### AIM
Reproduce the records. Keep every word exact and include no images.

======== DATASET ENTRIES

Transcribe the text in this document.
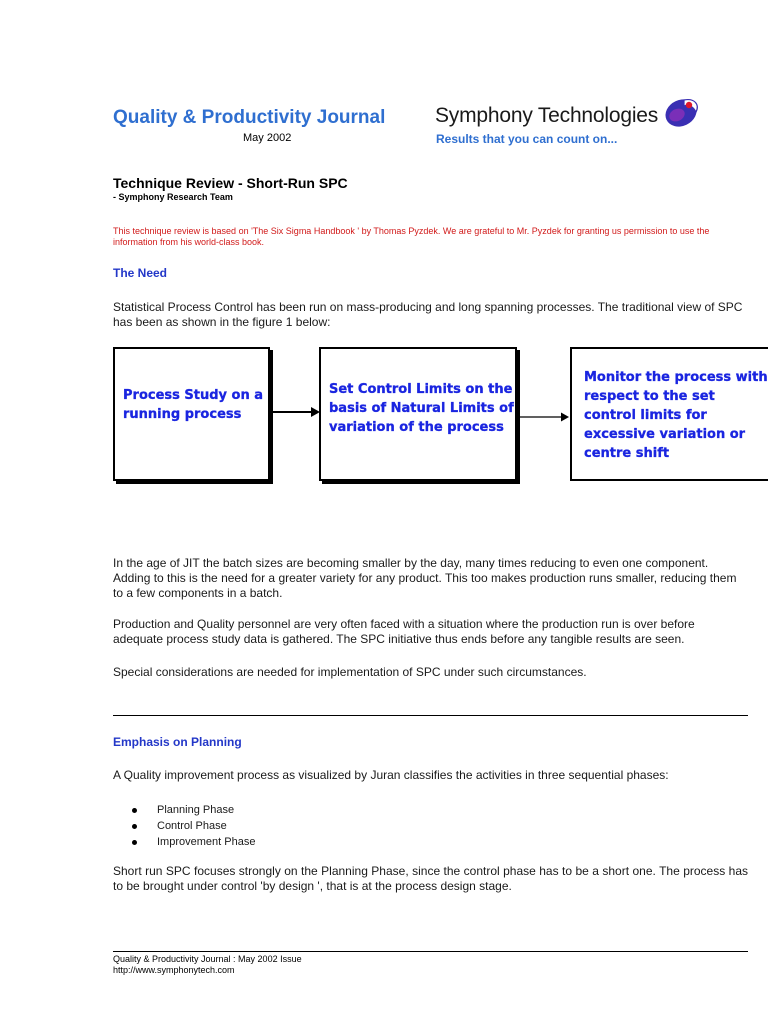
Quality & Productivity Journal
May 2002
Symphony Technologies
Results that you can count on...
Technique Review - Short-Run SPC
- Symphony Research Team
This technique review is based on 'The Six Sigma Handbook ' by Thomas Pyzdek. We are grateful to Mr. Pyzdek for granting us permission to use the information from his world-class book.
The Need
Statistical Process Control has been run on mass-producing and long spanning processes. The traditional view of SPC has been as shown in the figure 1 below:
Process Study on a running process
Set Control Limits on the basis of Natural Limits of variation of the process
Monitor the process with respect to the set control limits for excessive variation or centre shift
In the age of JIT the batch sizes are becoming smaller by the day, many times reducing to even one component. Adding to this is the need for a greater variety for any product. This too makes production runs smaller, reducing them to a few components in a batch.
Production and Quality personnel are very often faced with a situation where the production run is over before adequate process study data is gathered. The SPC initiative thus ends before any tangible results are seen.
Special considerations are needed for implementation of SPC under such circumstances.
Emphasis on Planning
A Quality improvement process as visualized by Juran classifies the activities in three sequential phases:
Planning Phase
Control Phase
Improvement Phase
Short run SPC focuses strongly on the Planning Phase, since the control phase has to be a short one. The process has to be brought under control 'by design ', that is at the process design stage.
Quality & Productivity Journal : May 2002 Issue
http://www.symphonytech.com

================

### SOLUTION BELOW
Transcribe the text in this document.
Quality & Productivity Journal
May 2002
Symphony Technologies
Results that you can count on...
Technique Review - Short-Run SPC
- Symphony Research Team
This technique review is based on 'The Six Sigma Handbook ' by Thomas Pyzdek. We are grateful to Mr. Pyzdek for granting us permission to use the information from his world-class book.
The Need
Statistical Process Control has been run on mass-producing and long spanning processes. The traditional view of SPC has been as shown in the figure 1 below:
Process Study on a running process
Set Control Limits on the basis of Natural Limits of variation of the process
Monitor the process with respect to the set control limits for excessive variation or centre shift
In the age of JIT the batch sizes are becoming smaller by the day, many times reducing to even one component. Adding to this is the need for a greater variety for any product. This too makes production runs smaller, reducing them to a few components in a batch.
Production and Quality personnel are very often faced with a situation where the production run is over before adequate process study data is gathered. The SPC initiative thus ends before any tangible results are seen.
Special considerations are needed for implementation of SPC under such circumstances.
Emphasis on Planning
A Quality improvement process as visualized by Juran classifies the activities in three sequential phases:
Planning Phase
Control Phase
Improvement Phase
Short run SPC focuses strongly on the Planning Phase, since the control phase has to be a short one. The process has to be brought under control 'by design ', that is at the process design stage.
Quality & Productivity Journal : May 2002 Issue
http://www.symphonytech.com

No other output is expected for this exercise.